══ EXCERPTED DATA
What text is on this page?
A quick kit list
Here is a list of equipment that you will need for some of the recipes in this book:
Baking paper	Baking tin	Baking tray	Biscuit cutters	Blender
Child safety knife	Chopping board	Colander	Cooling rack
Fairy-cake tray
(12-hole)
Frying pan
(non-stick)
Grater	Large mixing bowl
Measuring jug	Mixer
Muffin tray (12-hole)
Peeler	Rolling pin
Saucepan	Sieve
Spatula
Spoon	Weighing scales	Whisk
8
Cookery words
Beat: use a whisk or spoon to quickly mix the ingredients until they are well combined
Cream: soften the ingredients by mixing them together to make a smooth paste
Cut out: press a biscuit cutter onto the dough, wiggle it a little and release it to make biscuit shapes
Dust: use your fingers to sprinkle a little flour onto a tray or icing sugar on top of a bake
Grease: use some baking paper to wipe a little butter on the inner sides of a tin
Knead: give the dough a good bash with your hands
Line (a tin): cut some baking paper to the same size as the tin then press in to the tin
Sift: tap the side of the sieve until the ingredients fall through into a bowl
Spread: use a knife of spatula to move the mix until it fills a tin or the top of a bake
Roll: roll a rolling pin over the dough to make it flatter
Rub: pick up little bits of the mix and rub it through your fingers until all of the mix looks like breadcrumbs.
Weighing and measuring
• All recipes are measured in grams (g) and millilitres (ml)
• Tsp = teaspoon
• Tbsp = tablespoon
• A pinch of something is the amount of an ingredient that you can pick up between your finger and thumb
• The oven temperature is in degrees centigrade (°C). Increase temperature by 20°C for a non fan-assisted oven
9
════
--- EXERCISE TASK ---
Using the exact wording, write out all of the records.

--- THE REPLY ---
What text is on this page?
A quick kit list
Here is a list of equipment that you will need for some of the recipes in this book:
Baking paper	Baking tin	Baking tray	Biscuit cutters	Blender
Child safety knife	Chopping board	Colander	Cooling rack
Fairy-cake tray
(12-hole)
Frying pan
(non-stick)
Grater	Large mixing bowl
Measuring jug	Mixer
Muffin tray (12-hole)
Peeler	Rolling pin
Saucepan	Sieve
Spatula
Spoon	Weighing scales	Whisk
8
Cookery words
Beat: use a whisk or spoon to quickly mix the ingredients until they are well combined
Cream: soften the ingredients by mixing them together to make a smooth paste
Cut out: press a biscuit cutter onto the dough, wiggle it a little and release it to make biscuit shapes
Dust: use your fingers to sprinkle a little flour onto a tray or icing sugar on top of a bake
Grease: use some baking paper to wipe a little butter on the inner sides of a tin
Knead: give the dough a good bash with your hands
Line (a tin): cut some baking paper to the same size as the tin then press in to the tin
Sift: tap the side of the sieve until the ingredients fall through into a bowl
Spread: use a knife of spatula to move the mix until it fills a tin or the top of a bake
Roll: roll a rolling pin over the dough to make it flatter
Rub: pick up little bits of the mix and rub it through your fingers until all of the mix looks like breadcrumbs.
Weighing and measuring
• All recipes are measured in grams (g) and millilitres (ml)
• Tsp = teaspoon
• Tbsp = tablespoon
• A pinch of something is the amount of an ingredient that you can pick up between your finger and thumb
• The oven temperature is in degrees centigrade (°C). Increase temperature by 20°C for a non fan-assisted oven
9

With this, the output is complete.